## What needs to be done
Will you quote all of the entries, word for word?

## Given entries

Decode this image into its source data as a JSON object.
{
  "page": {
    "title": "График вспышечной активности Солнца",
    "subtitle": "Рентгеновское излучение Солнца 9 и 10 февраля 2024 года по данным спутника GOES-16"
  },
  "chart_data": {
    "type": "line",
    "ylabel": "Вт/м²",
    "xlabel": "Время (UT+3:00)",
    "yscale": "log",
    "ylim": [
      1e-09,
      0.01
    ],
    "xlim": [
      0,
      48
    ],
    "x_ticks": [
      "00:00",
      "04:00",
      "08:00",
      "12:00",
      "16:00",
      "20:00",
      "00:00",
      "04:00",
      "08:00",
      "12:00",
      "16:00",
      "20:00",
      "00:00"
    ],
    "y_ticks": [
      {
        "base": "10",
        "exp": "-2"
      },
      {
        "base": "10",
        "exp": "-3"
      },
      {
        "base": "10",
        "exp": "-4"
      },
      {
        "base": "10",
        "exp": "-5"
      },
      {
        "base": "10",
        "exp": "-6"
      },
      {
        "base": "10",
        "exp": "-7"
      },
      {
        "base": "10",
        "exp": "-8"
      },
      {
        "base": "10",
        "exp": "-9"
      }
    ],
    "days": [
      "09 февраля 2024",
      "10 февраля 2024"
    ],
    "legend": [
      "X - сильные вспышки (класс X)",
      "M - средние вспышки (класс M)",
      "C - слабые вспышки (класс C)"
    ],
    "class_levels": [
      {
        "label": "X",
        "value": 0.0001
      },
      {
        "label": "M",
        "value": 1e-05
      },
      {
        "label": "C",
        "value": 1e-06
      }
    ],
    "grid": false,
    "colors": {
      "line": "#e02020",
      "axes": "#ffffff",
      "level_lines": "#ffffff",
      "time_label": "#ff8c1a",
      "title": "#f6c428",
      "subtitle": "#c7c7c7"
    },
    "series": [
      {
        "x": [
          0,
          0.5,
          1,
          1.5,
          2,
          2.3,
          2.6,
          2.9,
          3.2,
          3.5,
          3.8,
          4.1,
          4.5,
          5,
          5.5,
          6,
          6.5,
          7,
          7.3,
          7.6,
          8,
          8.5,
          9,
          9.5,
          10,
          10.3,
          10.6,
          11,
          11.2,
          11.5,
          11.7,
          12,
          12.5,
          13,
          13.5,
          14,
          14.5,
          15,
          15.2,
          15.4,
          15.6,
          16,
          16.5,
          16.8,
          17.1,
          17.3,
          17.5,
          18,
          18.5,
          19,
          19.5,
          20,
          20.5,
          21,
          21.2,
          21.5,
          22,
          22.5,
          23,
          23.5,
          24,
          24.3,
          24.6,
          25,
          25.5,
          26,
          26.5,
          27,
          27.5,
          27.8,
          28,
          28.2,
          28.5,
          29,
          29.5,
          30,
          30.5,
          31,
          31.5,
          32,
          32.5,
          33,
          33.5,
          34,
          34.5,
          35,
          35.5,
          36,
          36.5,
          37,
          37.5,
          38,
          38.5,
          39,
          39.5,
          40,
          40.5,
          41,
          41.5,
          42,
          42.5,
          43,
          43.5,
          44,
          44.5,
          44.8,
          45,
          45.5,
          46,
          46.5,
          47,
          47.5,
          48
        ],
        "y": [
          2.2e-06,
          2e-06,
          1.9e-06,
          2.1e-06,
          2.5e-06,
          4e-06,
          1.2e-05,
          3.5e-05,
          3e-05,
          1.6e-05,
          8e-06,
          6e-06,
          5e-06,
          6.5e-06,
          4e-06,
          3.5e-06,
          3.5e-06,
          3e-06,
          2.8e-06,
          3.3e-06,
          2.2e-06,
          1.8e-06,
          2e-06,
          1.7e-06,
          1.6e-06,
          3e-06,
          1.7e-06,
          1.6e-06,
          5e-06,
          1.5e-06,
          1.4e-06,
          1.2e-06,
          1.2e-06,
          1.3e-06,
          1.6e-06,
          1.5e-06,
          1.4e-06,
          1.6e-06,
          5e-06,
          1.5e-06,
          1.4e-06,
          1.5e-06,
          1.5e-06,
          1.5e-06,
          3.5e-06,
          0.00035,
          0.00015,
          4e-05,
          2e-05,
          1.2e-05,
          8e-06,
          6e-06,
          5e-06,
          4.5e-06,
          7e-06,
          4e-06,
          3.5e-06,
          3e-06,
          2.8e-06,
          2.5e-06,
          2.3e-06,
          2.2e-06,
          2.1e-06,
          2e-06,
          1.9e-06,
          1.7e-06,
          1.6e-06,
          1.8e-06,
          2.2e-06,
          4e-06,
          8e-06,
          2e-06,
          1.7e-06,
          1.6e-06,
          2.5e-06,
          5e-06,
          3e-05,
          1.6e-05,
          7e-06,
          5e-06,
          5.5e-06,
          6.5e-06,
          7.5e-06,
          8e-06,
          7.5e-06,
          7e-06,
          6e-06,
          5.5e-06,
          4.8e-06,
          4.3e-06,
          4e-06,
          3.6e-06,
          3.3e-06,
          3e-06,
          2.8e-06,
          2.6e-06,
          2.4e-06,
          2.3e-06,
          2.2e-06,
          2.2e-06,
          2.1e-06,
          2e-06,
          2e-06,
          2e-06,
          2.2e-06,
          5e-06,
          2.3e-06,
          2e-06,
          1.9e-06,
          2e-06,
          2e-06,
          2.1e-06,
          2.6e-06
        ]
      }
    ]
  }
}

## Written solution
Decode this image into its source data as a JSON object.
{
  "page": {
    "title": "График вспышечной активности Солнца",
    "subtitle": "Рентгеновское излучение Солнца 9 и 10 февраля 2024 года по данным спутника GOES-16"
  },
  "chart_data": {
    "type": "line",
    "ylabel": "Вт/м²",
    "xlabel": "Время (UT+3:00)",
    "yscale": "log",
    "ylim": [
      1e-09,
      0.01
    ],
    "xlim": [
      0,
      48
    ],
    "x_ticks": [
      "00:00",
      "04:00",
      "08:00",
      "12:00",
      "16:00",
      "20:00",
      "00:00",
      "04:00",
      "08:00",
      "12:00",
      "16:00",
      "20:00",
      "00:00"
    ],
    "y_ticks": [
      {
        "base": "10",
        "exp": "-2"
      },
      {
        "base": "10",
        "exp": "-3"
      },
      {
        "base": "10",
        "exp": "-4"
      },
      {
        "base": "10",
        "exp": "-5"
      },
      {
        "base": "10",
        "exp": "-6"
      },
      {
        "base": "10",
        "exp": "-7"
      },
      {
        "base": "10",
        "exp": "-8"
      },
      {
        "base": "10",
        "exp": "-9"
      }
    ],
    "days": [
      "09 февраля 2024",
      "10 февраля 2024"
    ],
    "legend": [
      "X - сильные вспышки (класс X)",
      "M - средние вспышки (класс M)",
      "C - слабые вспышки (класс C)"
    ],
    "class_levels": [
      {
        "label": "X",
        "value": 0.0001
      },
      {
        "label": "M",
        "value": 1e-05
      },
      {
        "label": "C",
        "value": 1e-06
      }
    ],
    "grid": false,
    "colors": {
      "line": "#e02020",
      "axes": "#ffffff",
      "level_lines": "#ffffff",
      "time_label": "#ff8c1a",
      "title": "#f6c428",
      "subtitle": "#c7c7c7"
    },
    "series": [
      {
        "x": [
          0,
          0.5,
          1,
          1.5,
          2,
          2.3,
          2.6,
          2.9,
          3.2,
          3.5,
          3.8,
          4.1,
          4.5,
          5,
          5.5,
          6,
          6.5,
          7,
          7.3,
          7.6,
          8,
          8.5,
          9,
          9.5,
          10,
          10.3,
          10.6,
          11,
          11.2,
          11.5,
          11.7,
          12,
          12.5,
          13,
          13.5,
          14,
          14.5,
          15,
          15.2,
          15.4,
          15.6,
          16,
          16.5,
          16.8,
          17.1,
          17.3,
          17.5,
          18,
          18.5,
          19,
          19.5,
          20,
          20.5,
          21,
          21.2,
          21.5,
          22,
          22.5,
          23,
          23.5,
          24,
          24.3,
          24.6,
          25,
          25.5,
          26,
          26.5,
          27,
          27.5,
          27.8,
          28,
          28.2,
          28.5,
          29,
          29.5,
          30,
          30.5,
          31,
          31.5,
          32,
          32.5,
          33,
          33.5,
          34,
          34.5,
          35,
          35.5,
          36,
          36.5,
          37,
          37.5,
          38,
          38.5,
          39,
          39.5,
          40,
          40.5,
          41,
          41.5,
          42,
          42.5,
          43,
          43.5,
          44,
          44.5,
          44.8,
          45,
          45.5,
          46,
          46.5,
          47,
          47.5,
          48
        ],
        "y": [
          2.2e-06,
          2e-06,
          1.9e-06,
          2.1e-06,
          2.5e-06,
          4e-06,
          1.2e-05,
          3.5e-05,
          3e-05,
          1.6e-05,
          8e-06,
          6e-06,
          5e-06,
          6.5e-06,
          4e-06,
          3.5e-06,
          3.5e-06,
          3e-06,
          2.8e-06,
          3.3e-06,
          2.2e-06,
          1.8e-06,
          2e-06,
          1.7e-06,
          1.6e-06,
          3e-06,
          1.7e-06,
          1.6e-06,
          5e-06,
          1.5e-06,
          1.4e-06,
          1.2e-06,
          1.2e-06,
          1.3e-06,
          1.6e-06,
          1.5e-06,
          1.4e-06,
          1.6e-06,
          5e-06,
          1.5e-06,
          1.4e-06,
          1.5e-06,
          1.5e-06,
          1.5e-06,
          3.5e-06,
          0.00035,
          0.00015,
          4e-05,
          2e-05,
          1.2e-05,
          8e-06,
          6e-06,
          5e-06,
          4.5e-06,
          7e-06,
          4e-06,
          3.5e-06,
          3e-06,
          2.8e-06,
          2.5e-06,
          2.3e-06,
          2.2e-06,
          2.1e-06,
          2e-06,
          1.9e-06,
          1.7e-06,
          1.6e-06,
          1.8e-06,
          2.2e-06,
          4e-06,
          8e-06,
          2e-06,
          1.7e-06,
          1.6e-06,
          2.5e-06,
          5e-06,
          3e-05,
          1.6e-05,
          7e-06,
          5e-06,
          5.5e-06,
          6.5e-06,
          7.5e-06,
          8e-06,
          7.5e-06,
          7e-06,
          6e-06,
          5.5e-06,
          4.8e-06,
          4.3e-06,
          4e-06,
          3.6e-06,
          3.3e-06,
          3e-06,
          2.8e-06,
          2.6e-06,
          2.4e-06,
          2.3e-06,
          2.2e-06,
          2.2e-06,
          2.1e-06,
          2e-06,
          2e-06,
          2e-06,
          2.2e-06,
          5e-06,
          2.3e-06,
          2e-06,
          1.9e-06,
          2e-06,
          2e-06,
          2.1e-06,
          2.6e-06
        ]
      }
    ]
  }
}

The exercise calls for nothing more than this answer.